* [SFIDA]
Verifica se le affermazioni seguenti concordano con il testo su Siddhartha, rispondendo sì o no a ciascuna e citando alla lettera le parole decisive. 1. Durante le pratiche ascetiche Siddhartha dormiva sulla nuda terra. 2. Il cibo offerto a Siddhartha sotto l'albero gli fu portato da un monaco. 3. Secondo una leggenda fu Brahma a convincere Gautama Buddha a prendere la via dell'insegnamento.

* [TESTO MOSTRATO]
··········

Lasciata la casa paterna, Siddhartha visse per anni nelle foreste,
praticando forme estreme di ascetismo. Era questa una nobile e antica
tradizione di ricerca spirituale: per ottenere la liberazione dalla
ruota karmica, che ci tiene vincolati all'esistenza condizionata, e
prigionieri della sofferenza, occorre andare al di là di ogni
attaccamento, e questo era appunto il senso delle pratiche ascetiche
degli eremiti della foresta. Siddhartha, si dedicò dunque con estremo
rigore a queste pratiche, digiunando, dormendo sulla nuda terra,
meditando incessantemente, fino a ridursi allo stremo delle forze e a un
soffio dalla morte. Invano, malgrado tutti i suoi sforzi, la porta
della liberazione restava ostinatamente chiusa. Finché giunse a perdere
ogni speranza. Capace appena di trascinarsi, si sedette ai piedi di un
albero. Tutto era vano. Cessato ogni sforzo, caduto anche il
desiderio della liberazione, si abbandonò semplicemente al puro
'esserci'. Senza più cercare nulla, senza più sperare nulla, senza più
desiderare nulla, Siddhartha semplicemente restò seduto ai piedi
dell'albero. Era la notte della prima luna piena di primavera. Una
giovane contadina, scambiando quella figura per un dio, gli portò delle
offerte di cibo. Poiché il suo digiuno non aveva più ragione di essere,
Siddhartha mangiò e in quell'abbandono una pace sconosciuta lo
avvolse. La sua coscienza divenne un lago limpido e immobile, uno
specchio vuoto. E quando la stella del mattino sorse sopra l'orizzonte
egli non c'era più. La fiamma dell'esistenza separata si era spenta in
lui. Ciò che pulsava in lui era il cuore dell'esistenza stessa. 1 suoi
occhi erano diventati finestre sull'infinito. Non c'era più in lui
alcuna resistenza all'infinita danza della vita/morte/vita. Nulla che
si ponesse come separato rispetto al tutto. Non c'era più un io, ma
solo una presenza, Buddha, 'il risvegliato'.
Secondo una leggenda
sarebbe stato il dio creatore stesso, Brahma, a convincere Gautama
Buddha a prendere la via dell'insegnamento, a cercare di indicare agli
esseri umani il cammino della liberazione che egli aveva trovato.

··········

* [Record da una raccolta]
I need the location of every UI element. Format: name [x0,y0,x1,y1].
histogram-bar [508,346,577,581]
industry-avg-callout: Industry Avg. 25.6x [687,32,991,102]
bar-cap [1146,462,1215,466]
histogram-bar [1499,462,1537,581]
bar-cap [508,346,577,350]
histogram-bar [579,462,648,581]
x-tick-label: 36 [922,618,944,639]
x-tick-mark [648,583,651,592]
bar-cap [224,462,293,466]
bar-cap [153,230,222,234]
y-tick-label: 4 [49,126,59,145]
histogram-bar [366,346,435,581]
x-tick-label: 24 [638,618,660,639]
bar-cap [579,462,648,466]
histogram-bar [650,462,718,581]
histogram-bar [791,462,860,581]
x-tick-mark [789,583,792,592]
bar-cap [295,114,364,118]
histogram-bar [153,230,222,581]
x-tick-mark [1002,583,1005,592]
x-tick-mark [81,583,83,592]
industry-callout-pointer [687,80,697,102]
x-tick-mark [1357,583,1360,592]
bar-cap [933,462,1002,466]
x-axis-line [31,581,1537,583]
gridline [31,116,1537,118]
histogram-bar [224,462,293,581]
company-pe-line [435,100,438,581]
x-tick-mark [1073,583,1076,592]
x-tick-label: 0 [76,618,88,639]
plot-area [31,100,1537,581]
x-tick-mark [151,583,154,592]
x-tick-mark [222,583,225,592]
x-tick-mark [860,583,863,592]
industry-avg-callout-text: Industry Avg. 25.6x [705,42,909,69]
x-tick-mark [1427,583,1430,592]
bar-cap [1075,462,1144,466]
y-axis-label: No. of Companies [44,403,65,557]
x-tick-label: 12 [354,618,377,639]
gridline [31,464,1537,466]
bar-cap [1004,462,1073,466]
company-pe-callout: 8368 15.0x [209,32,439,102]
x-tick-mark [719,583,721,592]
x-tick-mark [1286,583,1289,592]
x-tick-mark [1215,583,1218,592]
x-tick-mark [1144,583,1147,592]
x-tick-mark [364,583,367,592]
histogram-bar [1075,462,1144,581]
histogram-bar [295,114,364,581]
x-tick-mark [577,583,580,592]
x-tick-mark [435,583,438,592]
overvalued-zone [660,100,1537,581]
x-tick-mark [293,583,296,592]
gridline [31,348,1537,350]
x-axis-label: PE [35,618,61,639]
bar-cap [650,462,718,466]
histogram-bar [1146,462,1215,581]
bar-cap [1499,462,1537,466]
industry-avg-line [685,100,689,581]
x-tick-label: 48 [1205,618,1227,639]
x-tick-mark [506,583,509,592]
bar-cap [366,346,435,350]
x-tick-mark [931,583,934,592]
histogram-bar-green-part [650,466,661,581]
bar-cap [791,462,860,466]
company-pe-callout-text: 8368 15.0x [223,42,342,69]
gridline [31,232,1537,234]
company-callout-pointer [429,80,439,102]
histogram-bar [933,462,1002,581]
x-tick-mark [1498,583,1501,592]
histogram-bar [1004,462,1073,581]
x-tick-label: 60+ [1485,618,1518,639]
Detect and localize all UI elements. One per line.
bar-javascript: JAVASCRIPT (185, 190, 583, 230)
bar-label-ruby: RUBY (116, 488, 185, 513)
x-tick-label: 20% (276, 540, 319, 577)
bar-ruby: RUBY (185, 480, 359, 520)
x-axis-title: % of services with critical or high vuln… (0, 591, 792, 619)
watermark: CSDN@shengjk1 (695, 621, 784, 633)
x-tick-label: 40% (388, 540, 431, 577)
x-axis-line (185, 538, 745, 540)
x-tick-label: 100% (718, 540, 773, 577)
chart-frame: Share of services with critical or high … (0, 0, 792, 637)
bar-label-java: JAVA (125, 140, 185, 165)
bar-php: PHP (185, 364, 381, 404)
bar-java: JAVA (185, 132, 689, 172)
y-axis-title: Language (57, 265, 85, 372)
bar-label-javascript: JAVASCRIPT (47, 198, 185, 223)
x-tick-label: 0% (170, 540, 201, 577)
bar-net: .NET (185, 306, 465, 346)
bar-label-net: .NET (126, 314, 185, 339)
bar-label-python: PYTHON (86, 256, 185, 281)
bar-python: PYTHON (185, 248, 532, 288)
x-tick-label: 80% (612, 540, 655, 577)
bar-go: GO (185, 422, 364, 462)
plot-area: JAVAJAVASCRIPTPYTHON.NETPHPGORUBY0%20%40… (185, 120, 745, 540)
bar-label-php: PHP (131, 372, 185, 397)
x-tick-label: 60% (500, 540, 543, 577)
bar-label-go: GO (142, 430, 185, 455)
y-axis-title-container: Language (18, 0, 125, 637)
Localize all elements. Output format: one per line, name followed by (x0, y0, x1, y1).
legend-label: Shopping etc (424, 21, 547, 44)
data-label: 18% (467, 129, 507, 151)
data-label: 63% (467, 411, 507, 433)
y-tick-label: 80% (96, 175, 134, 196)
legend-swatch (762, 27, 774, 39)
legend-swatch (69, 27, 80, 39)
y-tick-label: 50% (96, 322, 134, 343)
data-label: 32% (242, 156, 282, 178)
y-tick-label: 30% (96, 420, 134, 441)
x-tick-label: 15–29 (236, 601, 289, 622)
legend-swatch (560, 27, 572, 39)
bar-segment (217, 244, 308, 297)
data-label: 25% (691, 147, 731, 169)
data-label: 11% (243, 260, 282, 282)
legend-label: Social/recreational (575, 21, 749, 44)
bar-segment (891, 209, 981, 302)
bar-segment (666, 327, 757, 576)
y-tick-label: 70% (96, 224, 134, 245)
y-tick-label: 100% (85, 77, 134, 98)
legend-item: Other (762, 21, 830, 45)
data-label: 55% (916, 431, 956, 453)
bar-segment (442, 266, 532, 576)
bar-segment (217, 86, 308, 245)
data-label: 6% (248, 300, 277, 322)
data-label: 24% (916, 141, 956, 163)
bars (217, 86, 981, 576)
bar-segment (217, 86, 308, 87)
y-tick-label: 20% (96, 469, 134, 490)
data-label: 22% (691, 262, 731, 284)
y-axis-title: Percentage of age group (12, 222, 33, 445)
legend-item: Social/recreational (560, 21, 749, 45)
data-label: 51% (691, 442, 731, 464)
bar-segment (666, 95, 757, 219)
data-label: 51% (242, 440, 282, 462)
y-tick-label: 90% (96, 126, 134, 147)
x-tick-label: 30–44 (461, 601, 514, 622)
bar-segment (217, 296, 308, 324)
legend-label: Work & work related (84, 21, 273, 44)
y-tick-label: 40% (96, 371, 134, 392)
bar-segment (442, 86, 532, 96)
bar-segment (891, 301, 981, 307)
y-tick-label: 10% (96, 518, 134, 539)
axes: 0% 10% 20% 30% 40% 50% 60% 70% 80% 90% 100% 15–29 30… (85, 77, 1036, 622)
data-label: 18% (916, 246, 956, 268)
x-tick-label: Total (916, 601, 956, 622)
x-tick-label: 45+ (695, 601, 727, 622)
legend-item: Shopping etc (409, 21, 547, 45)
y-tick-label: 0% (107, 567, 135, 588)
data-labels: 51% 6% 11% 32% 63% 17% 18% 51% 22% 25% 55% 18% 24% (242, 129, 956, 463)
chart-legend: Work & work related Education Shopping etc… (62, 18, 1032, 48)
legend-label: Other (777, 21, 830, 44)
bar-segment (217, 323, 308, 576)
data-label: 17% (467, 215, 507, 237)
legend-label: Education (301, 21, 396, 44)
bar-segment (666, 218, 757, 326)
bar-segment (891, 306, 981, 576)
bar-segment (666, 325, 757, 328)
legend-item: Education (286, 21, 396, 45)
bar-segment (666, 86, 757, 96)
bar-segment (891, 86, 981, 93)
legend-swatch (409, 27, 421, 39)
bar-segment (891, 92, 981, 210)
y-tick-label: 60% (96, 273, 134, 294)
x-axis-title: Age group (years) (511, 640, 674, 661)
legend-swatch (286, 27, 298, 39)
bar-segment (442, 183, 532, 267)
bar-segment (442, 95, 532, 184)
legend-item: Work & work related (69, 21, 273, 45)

··········

* [LA RISPOSTA]
1. Sì: "digiunando, dormendo sulla nuda terra, meditando incessantemente".
2. No: "Una giovane contadina, scambiando quella figura per un dio, gli portò delle offerte di cibo."
3. Sì: "sarebbe stato il dio creatore stesso, Brahma, a convincere Gautama Buddha a prendere la via dell'insegnamento".